** Begin **
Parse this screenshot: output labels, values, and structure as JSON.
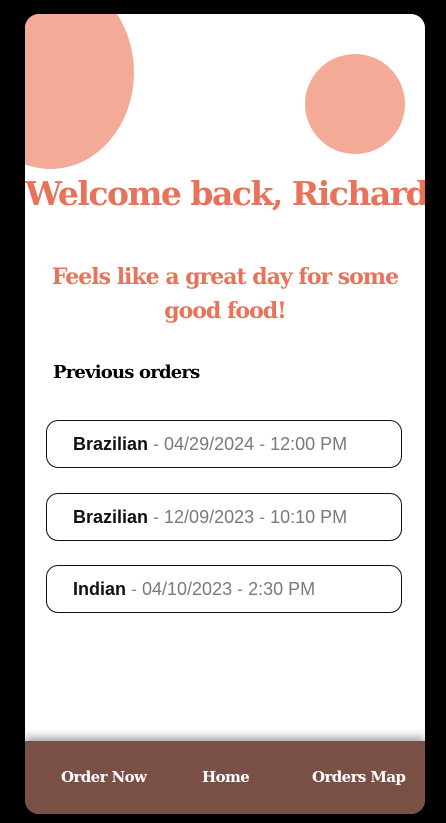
{
  "header": {
    "welcome": "Welcome back, Richard!",
    "tagline": "Feels like a great day for some good food!"
  },
  "previous_orders": {
    "title": "Previous orders",
    "items": [
      {
        "cuisine": "Brazilian",
        "date": "04/29/2024",
        "time": "12:00 PM"
      },
      {
        "cuisine": "Brazilian",
        "date": "12/09/2023",
        "time": "10:10 PM"
      },
      {
        "cuisine": "Indian",
        "date": "04/10/2023",
        "time": "2:30 PM"
      }
    ]
  },
  "nav": {
    "items": [
      {
        "label": "Order Now"
      },
      {
        "label": "Home"
      },
      {
        "label": "Orders Map"
      }
    ]
  },
  "colors": {
    "accent": "#e8735a",
    "decor_circle": "#f3ab98",
    "navbar": "#7a5046",
    "background": "#000000"
  }
}
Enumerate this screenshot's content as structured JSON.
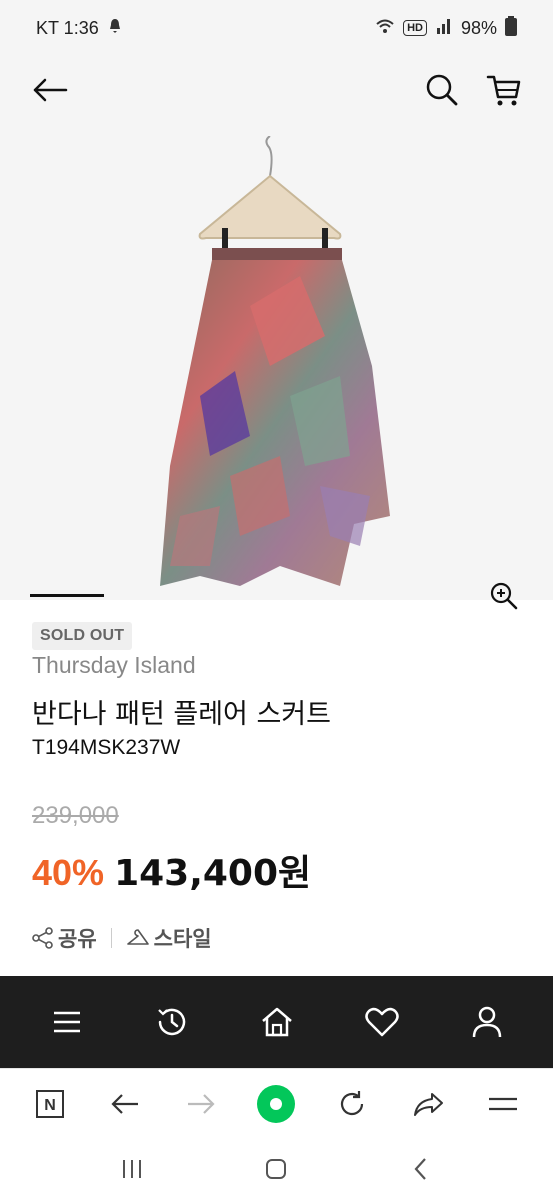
{
  "status": {
    "carrier_time": "KT 1:36",
    "battery": "98%",
    "hd": "HD"
  },
  "icons": {
    "back": "arrow-left-icon",
    "search": "search-icon",
    "cart": "cart-icon",
    "zoom": "zoom-in-icon",
    "share": "share-icon",
    "style": "hanger-icon",
    "menu": "menu-icon",
    "history": "history-icon",
    "home": "home-icon",
    "wishlist": "heart-icon",
    "profile": "user-icon"
  },
  "product": {
    "status_badge": "SOLD OUT",
    "brand": "Thursday Island",
    "name": "반다나 패턴 플레어 스커트",
    "code": "T194MSK237W",
    "original_price": "239,000",
    "discount": "40%",
    "sale_price": "143,400원",
    "share_label": "공유",
    "style_label": "스타일"
  },
  "colors": {
    "discount": "#f06427",
    "tabbar": "#1e1e1e",
    "naver_green": "#03c75a"
  },
  "browser": {
    "naver_logo": "N"
  }
}
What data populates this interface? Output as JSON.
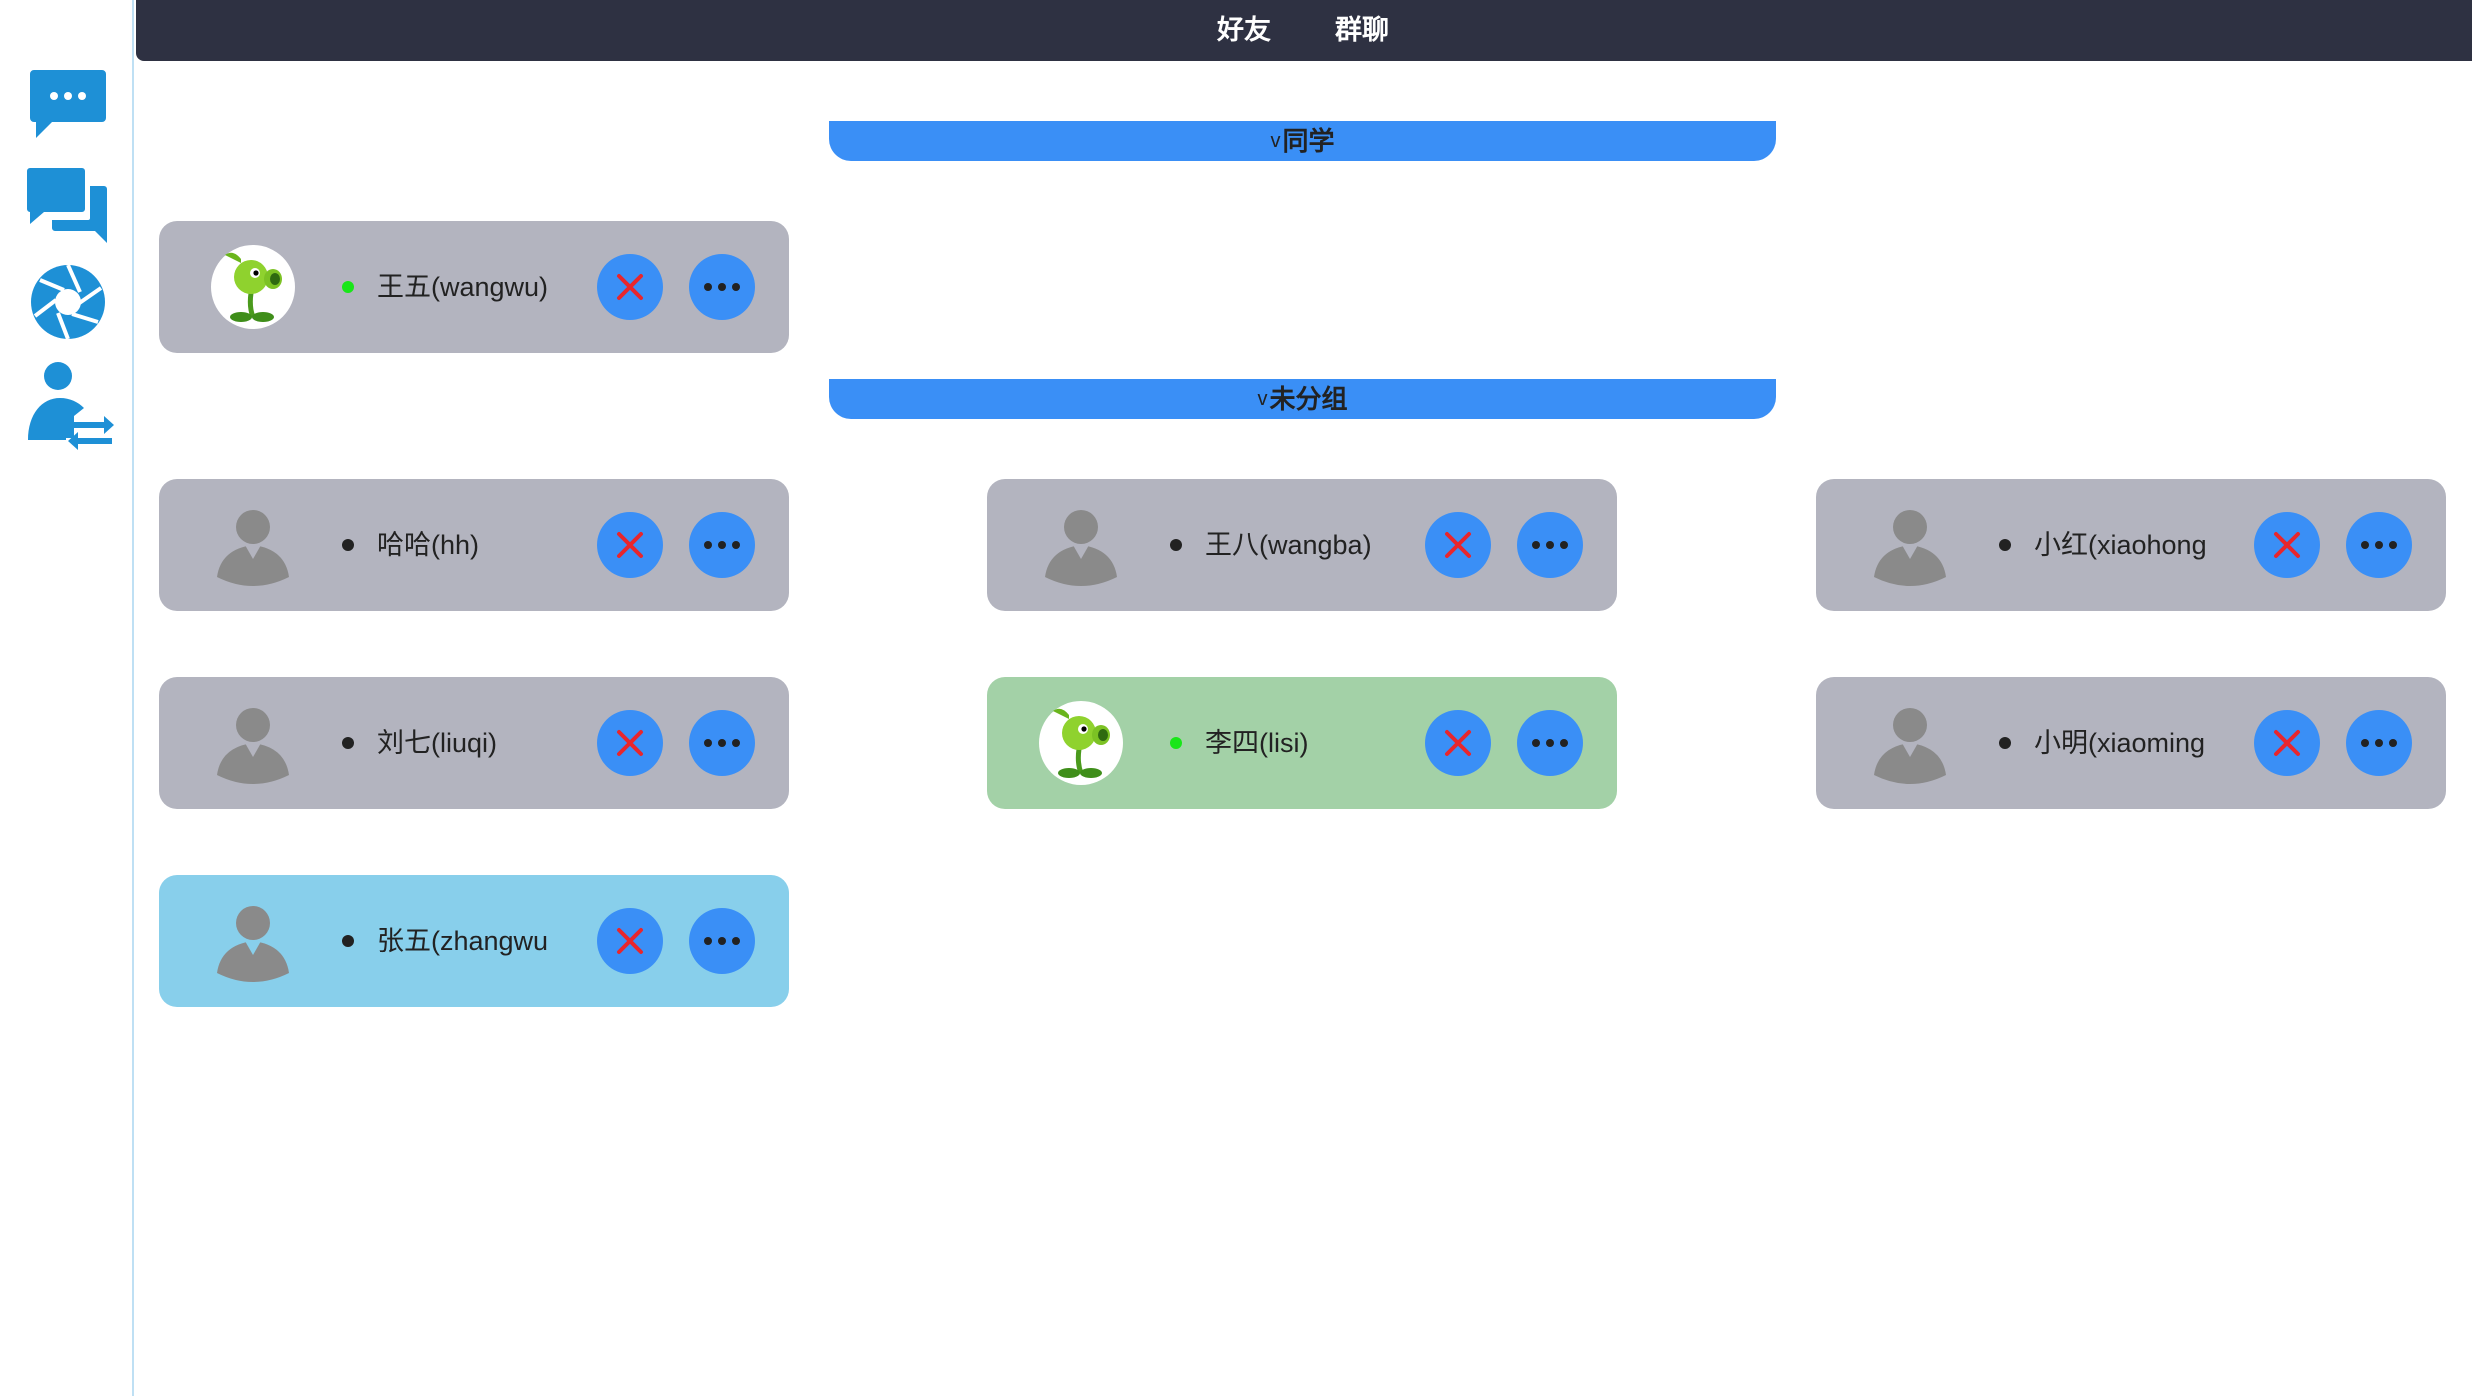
{
  "tabs": [
    {
      "label": "好友"
    },
    {
      "label": "群聊"
    }
  ],
  "sidebar": {
    "items": [
      {
        "icon": "chat-bubble-icon"
      },
      {
        "icon": "conversations-icon"
      },
      {
        "icon": "aperture-icon"
      },
      {
        "icon": "user-switch-icon"
      }
    ]
  },
  "groups": [
    {
      "chevron": "v",
      "name": "同学"
    },
    {
      "chevron": "v",
      "name": "未分组"
    }
  ],
  "friends": [
    {
      "name": "王五(wangwu)",
      "online": true,
      "avatar": "peashooter-avatar",
      "group": "同学"
    },
    {
      "name": "哈哈(hh)",
      "online": false,
      "avatar": "default-avatar",
      "group": "未分组"
    },
    {
      "name": "王八(wangba)",
      "online": false,
      "avatar": "default-avatar",
      "group": "未分组"
    },
    {
      "name": "小红(xiaohong",
      "online": false,
      "avatar": "default-avatar",
      "group": "未分组"
    },
    {
      "name": "刘七(liuqi)",
      "online": false,
      "avatar": "default-avatar",
      "group": "未分组"
    },
    {
      "name": "李四(lisi)",
      "online": true,
      "avatar": "peashooter-avatar",
      "group": "未分组",
      "highlight": "green"
    },
    {
      "name": "小明(xiaoming",
      "online": false,
      "avatar": "default-avatar",
      "group": "未分组"
    },
    {
      "name": "张五(zhangwu",
      "online": false,
      "avatar": "default-avatar",
      "group": "未分组",
      "highlight": "blue"
    }
  ],
  "colors": {
    "topbar": "#2e3142",
    "accent": "#3a8ff6",
    "card": "#b3b4bf",
    "card_green": "#a3d1a7",
    "card_blue": "#88cfeb",
    "online": "#19e619",
    "delete_x": "#e8262d",
    "sidebar_icon": "#1e90d6"
  }
}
** End **
TASK DIRECTIONS:
Repeat each record exactly, with the pictures left out.

ANSWER TO THE PROBLEM:
Parse this screenshot: output labels, values, and structure as JSON.
{
  "header": {
    "welcome": "Welcome back, Richard!",
    "tagline": "Feels like a great day for some good food!"
  },
  "previous_orders": {
    "title": "Previous orders",
    "items": [
      {
        "cuisine": "Brazilian",
        "date": "04/29/2024",
        "time": "12:00 PM"
      },
      {
        "cuisine": "Brazilian",
        "date": "12/09/2023",
        "time": "10:10 PM"
      },
      {
        "cuisine": "Indian",
        "date": "04/10/2023",
        "time": "2:30 PM"
      }
    ]
  },
  "nav": {
    "items": [
      {
        "label": "Order Now"
      },
      {
        "label": "Home"
      },
      {
        "label": "Orders Map"
      }
    ]
  },
  "colors": {
    "accent": "#e8735a",
    "decor_circle": "#f3ab98",
    "navbar": "#7a5046",
    "background": "#000000"
  }
}
Enumerate this screenshot's content as structured JSON.
{
  "status": {
    "carrier_time": "KT 1:36",
    "battery": "98%",
    "hd": "HD"
  },
  "icons": {
    "back": "arrow-left-icon",
    "search": "search-icon",
    "cart": "cart-icon",
    "zoom": "zoom-in-icon",
    "share": "share-icon",
    "style": "hanger-icon",
    "menu": "menu-icon",
    "history": "history-icon",
    "home": "home-icon",
    "wishlist": "heart-icon",
    "profile": "user-icon"
  },
  "product": {
    "status_badge": "SOLD OUT",
    "brand": "Thursday Island",
    "name": "반다나 패턴 플레어 스커트",
    "code": "T194MSK237W",
    "original_price": "239,000",
    "discount": "40%",
    "sale_price": "143,400원",
    "share_label": "공유",
    "style_label": "스타일"
  },
  "colors": {
    "discount": "#f06427",
    "tabbar": "#1e1e1e",
    "naver_green": "#03c75a"
  },
  "browser": {
    "naver_logo": "N"
  }
}
What data populates this interface? Output as JSON.
{
  "tabs": [
    {
      "label": "好友"
    },
    {
      "label": "群聊"
    }
  ],
  "sidebar": {
    "items": [
      {
        "icon": "chat-bubble-icon"
      },
      {
        "icon": "conversations-icon"
      },
      {
        "icon": "aperture-icon"
      },
      {
        "icon": "user-switch-icon"
      }
    ]
  },
  "groups": [
    {
      "chevron": "v",
      "name": "同学"
    },
    {
      "chevron": "v",
      "name": "未分组"
    }
  ],
  "friends": [
    {
      "name": "王五(wangwu)",
      "online": true,
      "avatar": "peashooter-avatar",
      "group": "同学"
    },
    {
      "name": "哈哈(hh)",
      "online": false,
      "avatar": "default-avatar",
      "group": "未分组"
    },
    {
      "name": "王八(wangba)",
      "online": false,
      "avatar": "default-avatar",
      "group": "未分组"
    },
    {
      "name": "小红(xiaohong",
      "online": false,
      "avatar": "default-avatar",
      "group": "未分组"
    },
    {
      "name": "刘七(liuqi)",
      "online": false,
      "avatar": "default-avatar",
      "group": "未分组"
    },
    {
      "name": "李四(lisi)",
      "online": true,
      "avatar": "peashooter-avatar",
      "group": "未分组",
      "highlight": "green"
    },
    {
      "name": "小明(xiaoming",
      "online": false,
      "avatar": "default-avatar",
      "group": "未分组"
    },
    {
      "name": "张五(zhangwu",
      "online": false,
      "avatar": "default-avatar",
      "group": "未分组",
      "highlight": "blue"
    }
  ],
  "colors": {
    "topbar": "#2e3142",
    "accent": "#3a8ff6",
    "card": "#b3b4bf",
    "card_green": "#a3d1a7",
    "card_blue": "#88cfeb",
    "online": "#19e619",
    "delete_x": "#e8262d",
    "sidebar_icon": "#1e90d6"
  }
}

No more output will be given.